• **WHAT THE EXERCISE ASKS**
Your task is to copy every line of this material exactly.
══ INFORMATION SUPPLIED ══
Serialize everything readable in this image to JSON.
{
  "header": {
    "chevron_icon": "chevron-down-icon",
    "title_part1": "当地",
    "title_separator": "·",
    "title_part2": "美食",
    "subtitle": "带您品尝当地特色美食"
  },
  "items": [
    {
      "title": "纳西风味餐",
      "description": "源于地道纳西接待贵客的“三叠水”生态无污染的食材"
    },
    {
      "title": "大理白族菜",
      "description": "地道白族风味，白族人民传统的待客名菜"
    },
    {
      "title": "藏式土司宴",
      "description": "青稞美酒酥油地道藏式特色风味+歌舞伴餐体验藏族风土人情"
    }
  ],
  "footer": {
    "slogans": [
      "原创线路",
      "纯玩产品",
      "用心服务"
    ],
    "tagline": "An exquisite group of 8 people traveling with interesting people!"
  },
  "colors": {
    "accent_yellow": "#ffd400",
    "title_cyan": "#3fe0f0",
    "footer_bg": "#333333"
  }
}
═══
• **RESPONSE**
Serialize everything readable in this image to JSON.
{
  "header": {
    "chevron_icon": "chevron-down-icon",
    "title_part1": "当地",
    "title_separator": "·",
    "title_part2": "美食",
    "subtitle": "带您品尝当地特色美食"
  },
  "items": [
    {
      "title": "纳西风味餐",
      "description": "源于地道纳西接待贵客的“三叠水”生态无污染的食材"
    },
    {
      "title": "大理白族菜",
      "description": "地道白族风味，白族人民传统的待客名菜"
    },
    {
      "title": "藏式土司宴",
      "description": "青稞美酒酥油地道藏式特色风味+歌舞伴餐体验藏族风土人情"
    }
  ],
  "footer": {
    "slogans": [
      "原创线路",
      "纯玩产品",
      "用心服务"
    ],
    "tagline": "An exquisite group of 8 people traveling with interesting people!"
  },
  "colors": {
    "accent_yellow": "#ffd400",
    "title_cyan": "#3fe0f0",
    "footer_bg": "#333333"
  }
}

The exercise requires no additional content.